Written problem ->
Your reply should be one number: the count of lines holding the word "text".

[Dataset records]
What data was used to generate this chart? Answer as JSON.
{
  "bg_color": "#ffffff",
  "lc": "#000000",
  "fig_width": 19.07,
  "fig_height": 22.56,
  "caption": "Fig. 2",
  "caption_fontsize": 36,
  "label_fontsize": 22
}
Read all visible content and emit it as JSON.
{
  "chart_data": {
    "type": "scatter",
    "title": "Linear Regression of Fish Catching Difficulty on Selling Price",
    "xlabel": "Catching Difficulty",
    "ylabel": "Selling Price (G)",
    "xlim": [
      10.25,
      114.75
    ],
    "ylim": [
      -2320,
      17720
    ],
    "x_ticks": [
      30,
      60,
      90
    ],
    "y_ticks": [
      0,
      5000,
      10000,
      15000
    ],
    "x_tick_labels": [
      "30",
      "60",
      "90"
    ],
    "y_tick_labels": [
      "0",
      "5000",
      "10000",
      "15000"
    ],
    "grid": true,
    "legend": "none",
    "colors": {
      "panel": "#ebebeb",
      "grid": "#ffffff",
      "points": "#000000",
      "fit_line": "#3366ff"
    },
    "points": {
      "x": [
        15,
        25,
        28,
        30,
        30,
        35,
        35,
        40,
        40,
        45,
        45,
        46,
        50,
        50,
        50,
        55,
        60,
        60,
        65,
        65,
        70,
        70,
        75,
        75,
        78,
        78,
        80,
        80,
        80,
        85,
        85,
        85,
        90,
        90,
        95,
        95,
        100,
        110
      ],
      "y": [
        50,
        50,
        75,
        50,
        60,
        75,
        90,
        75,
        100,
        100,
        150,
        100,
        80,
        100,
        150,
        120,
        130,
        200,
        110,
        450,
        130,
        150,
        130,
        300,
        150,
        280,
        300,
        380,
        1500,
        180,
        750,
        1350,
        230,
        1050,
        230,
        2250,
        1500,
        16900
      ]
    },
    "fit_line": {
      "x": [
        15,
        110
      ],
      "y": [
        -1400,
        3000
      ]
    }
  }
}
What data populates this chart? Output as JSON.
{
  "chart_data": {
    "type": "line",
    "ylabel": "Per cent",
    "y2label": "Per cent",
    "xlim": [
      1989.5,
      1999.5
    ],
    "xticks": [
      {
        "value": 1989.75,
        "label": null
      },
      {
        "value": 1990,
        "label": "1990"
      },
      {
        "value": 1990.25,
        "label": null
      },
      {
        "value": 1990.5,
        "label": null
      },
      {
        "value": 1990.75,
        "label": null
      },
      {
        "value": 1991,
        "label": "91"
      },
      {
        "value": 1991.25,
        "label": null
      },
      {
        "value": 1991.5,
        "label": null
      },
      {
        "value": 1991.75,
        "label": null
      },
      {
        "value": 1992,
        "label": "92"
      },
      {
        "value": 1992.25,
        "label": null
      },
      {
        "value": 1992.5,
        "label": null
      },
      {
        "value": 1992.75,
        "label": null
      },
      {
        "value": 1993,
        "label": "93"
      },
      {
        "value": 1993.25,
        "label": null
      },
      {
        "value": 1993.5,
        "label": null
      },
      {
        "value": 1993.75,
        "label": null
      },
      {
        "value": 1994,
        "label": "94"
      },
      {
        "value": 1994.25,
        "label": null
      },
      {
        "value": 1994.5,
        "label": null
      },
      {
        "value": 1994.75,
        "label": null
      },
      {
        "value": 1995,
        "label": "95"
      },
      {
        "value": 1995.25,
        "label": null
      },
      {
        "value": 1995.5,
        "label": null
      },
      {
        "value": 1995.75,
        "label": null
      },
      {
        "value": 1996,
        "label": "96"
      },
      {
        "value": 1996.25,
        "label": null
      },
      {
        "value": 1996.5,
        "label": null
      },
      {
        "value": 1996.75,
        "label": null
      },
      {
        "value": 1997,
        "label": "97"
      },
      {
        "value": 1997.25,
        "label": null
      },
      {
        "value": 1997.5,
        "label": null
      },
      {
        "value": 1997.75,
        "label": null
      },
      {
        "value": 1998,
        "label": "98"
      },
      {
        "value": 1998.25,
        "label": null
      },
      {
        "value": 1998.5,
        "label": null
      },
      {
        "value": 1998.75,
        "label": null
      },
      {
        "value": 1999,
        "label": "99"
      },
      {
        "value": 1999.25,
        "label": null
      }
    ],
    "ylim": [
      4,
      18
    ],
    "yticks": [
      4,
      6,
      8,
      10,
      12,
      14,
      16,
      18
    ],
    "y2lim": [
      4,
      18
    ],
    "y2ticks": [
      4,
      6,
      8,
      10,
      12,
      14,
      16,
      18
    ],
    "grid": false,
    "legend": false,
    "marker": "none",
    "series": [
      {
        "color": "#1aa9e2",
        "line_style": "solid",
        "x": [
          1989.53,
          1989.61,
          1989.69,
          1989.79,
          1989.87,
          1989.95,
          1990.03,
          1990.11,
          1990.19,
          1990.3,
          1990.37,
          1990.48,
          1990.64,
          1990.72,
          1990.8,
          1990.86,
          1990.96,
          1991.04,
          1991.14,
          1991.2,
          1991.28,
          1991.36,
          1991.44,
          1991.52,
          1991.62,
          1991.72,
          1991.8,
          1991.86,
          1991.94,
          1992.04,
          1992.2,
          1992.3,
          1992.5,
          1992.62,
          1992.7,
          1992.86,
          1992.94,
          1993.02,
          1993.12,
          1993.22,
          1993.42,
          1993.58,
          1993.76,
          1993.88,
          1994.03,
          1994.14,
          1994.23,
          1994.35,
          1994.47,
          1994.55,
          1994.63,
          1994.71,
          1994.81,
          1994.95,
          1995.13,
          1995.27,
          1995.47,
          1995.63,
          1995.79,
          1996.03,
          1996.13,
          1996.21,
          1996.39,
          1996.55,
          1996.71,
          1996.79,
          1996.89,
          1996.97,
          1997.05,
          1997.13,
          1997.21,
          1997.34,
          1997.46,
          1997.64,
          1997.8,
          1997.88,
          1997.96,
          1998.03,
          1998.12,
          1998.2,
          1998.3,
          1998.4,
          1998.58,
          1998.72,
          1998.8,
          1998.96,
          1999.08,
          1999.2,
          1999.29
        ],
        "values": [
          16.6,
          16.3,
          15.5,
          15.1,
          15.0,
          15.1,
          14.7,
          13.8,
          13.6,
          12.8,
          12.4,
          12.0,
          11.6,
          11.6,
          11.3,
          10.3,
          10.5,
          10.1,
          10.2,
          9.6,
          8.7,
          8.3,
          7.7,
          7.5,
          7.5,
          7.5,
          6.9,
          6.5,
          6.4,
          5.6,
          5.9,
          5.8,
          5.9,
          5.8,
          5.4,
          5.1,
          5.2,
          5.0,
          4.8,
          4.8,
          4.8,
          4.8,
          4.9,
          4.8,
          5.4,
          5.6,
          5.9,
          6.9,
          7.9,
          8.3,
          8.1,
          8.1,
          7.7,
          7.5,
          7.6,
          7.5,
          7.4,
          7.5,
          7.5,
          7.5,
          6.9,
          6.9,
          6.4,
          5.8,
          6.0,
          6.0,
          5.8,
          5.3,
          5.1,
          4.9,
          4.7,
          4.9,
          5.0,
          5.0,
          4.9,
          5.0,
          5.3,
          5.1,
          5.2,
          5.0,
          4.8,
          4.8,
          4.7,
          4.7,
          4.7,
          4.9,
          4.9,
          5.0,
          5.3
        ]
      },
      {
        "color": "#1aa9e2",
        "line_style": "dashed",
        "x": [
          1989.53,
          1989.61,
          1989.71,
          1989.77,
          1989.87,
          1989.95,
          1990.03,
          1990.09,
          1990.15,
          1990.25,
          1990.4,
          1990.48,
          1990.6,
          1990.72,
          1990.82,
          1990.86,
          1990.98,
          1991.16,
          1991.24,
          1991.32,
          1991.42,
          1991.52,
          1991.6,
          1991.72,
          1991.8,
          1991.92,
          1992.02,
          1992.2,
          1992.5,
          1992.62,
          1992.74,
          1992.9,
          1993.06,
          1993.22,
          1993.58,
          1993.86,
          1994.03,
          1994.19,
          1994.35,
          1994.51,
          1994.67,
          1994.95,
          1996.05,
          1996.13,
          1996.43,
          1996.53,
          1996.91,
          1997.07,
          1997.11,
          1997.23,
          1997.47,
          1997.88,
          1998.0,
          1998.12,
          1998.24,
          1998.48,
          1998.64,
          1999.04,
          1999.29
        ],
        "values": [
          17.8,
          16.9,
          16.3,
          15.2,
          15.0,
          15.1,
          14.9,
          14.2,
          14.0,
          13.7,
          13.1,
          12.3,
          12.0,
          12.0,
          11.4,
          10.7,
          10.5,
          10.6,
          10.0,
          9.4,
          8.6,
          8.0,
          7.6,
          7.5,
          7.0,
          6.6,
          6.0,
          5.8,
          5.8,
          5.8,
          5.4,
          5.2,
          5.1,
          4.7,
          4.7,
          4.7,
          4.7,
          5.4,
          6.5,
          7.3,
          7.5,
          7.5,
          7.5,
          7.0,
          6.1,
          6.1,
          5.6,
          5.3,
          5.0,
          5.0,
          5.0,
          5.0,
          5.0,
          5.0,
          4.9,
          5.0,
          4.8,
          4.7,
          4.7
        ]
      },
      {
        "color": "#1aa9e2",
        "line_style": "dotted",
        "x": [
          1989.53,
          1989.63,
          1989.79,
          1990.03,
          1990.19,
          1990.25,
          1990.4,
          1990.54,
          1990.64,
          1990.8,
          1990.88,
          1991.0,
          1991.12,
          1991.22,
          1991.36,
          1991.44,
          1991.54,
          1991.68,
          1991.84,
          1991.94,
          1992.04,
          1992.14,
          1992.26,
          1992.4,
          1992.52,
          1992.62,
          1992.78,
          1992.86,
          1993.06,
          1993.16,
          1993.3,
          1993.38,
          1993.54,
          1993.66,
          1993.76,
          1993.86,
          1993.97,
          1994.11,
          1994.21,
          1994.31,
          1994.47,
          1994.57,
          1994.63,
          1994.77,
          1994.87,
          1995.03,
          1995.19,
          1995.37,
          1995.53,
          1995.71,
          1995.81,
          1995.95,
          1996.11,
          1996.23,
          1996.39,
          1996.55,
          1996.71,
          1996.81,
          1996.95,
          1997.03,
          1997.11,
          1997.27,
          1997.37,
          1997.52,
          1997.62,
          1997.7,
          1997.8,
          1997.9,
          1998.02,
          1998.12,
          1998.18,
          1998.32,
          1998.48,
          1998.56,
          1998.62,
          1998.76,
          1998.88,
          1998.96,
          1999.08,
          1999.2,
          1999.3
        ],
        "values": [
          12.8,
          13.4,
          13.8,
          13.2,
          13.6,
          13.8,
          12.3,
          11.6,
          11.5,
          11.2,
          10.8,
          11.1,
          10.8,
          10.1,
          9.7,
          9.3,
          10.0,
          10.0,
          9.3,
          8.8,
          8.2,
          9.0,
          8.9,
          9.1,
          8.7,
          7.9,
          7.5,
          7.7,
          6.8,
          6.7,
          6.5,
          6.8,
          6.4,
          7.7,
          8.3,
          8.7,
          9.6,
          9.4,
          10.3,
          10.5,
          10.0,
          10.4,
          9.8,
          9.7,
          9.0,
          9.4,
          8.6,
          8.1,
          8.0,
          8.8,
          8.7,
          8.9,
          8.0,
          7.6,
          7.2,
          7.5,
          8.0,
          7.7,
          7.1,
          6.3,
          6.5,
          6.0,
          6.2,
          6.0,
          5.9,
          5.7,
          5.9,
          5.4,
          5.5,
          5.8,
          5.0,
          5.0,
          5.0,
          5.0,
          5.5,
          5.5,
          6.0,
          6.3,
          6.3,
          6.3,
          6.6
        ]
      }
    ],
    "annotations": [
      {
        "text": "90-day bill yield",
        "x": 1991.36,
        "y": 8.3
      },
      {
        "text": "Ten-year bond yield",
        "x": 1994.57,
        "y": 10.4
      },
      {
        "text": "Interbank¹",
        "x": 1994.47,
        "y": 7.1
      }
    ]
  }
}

Answer for the task ->
3